━━ Dataset extract

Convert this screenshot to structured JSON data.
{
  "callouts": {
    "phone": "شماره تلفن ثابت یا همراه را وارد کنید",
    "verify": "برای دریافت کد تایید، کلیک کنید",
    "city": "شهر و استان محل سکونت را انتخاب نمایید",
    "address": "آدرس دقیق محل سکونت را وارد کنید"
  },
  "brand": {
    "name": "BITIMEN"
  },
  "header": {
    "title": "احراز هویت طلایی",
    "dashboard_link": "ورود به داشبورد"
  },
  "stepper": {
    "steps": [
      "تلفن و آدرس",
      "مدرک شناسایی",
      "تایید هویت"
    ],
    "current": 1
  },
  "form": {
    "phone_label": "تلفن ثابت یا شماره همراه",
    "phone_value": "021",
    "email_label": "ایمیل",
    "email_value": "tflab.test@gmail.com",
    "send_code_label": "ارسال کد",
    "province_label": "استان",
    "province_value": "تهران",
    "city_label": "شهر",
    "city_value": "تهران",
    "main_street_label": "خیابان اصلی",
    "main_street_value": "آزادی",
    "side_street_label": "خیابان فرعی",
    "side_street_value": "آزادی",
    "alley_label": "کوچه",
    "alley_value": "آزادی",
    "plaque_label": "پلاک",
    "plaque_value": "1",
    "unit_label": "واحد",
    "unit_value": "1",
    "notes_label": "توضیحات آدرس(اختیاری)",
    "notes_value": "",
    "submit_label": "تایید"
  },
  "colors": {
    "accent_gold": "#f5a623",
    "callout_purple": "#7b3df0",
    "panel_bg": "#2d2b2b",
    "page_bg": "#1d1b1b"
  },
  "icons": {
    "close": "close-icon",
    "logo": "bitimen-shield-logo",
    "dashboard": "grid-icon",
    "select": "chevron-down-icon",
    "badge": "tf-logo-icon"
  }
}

━━━━

> _Written exercise_
Transcribe all of the entries without altering anything.

> _Written reply_
Convert this screenshot to structured JSON data.
{
  "callouts": {
    "phone": "شماره تلفن ثابت یا همراه را وارد کنید",
    "verify": "برای دریافت کد تایید، کلیک کنید",
    "city": "شهر و استان محل سکونت را انتخاب نمایید",
    "address": "آدرس دقیق محل سکونت را وارد کنید"
  },
  "brand": {
    "name": "BITIMEN"
  },
  "header": {
    "title": "احراز هویت طلایی",
    "dashboard_link": "ورود به داشبورد"
  },
  "stepper": {
    "steps": [
      "تلفن و آدرس",
      "مدرک شناسایی",
      "تایید هویت"
    ],
    "current": 1
  },
  "form": {
    "phone_label": "تلفن ثابت یا شماره همراه",
    "phone_value": "021",
    "email_label": "ایمیل",
    "email_value": "tflab.test@gmail.com",
    "send_code_label": "ارسال کد",
    "province_label": "استان",
    "province_value": "تهران",
    "city_label": "شهر",
    "city_value": "تهران",
    "main_street_label": "خیابان اصلی",
    "main_street_value": "آزادی",
    "side_street_label": "خیابان فرعی",
    "side_street_value": "آزادی",
    "alley_label": "کوچه",
    "alley_value": "آزادی",
    "plaque_label": "پلاک",
    "plaque_value": "1",
    "unit_label": "واحد",
    "unit_value": "1",
    "notes_label": "توضیحات آدرس(اختیاری)",
    "notes_value": "",
    "submit_label": "تایید"
  },
  "colors": {
    "accent_gold": "#f5a623",
    "callout_purple": "#7b3df0",
    "panel_bg": "#2d2b2b",
    "page_bg": "#1d1b1b"
  },
  "icons": {
    "close": "close-icon",
    "logo": "bitimen-shield-logo",
    "dashboard": "grid-icon",
    "select": "chevron-down-icon",
    "badge": "tf-logo-icon"
  }
}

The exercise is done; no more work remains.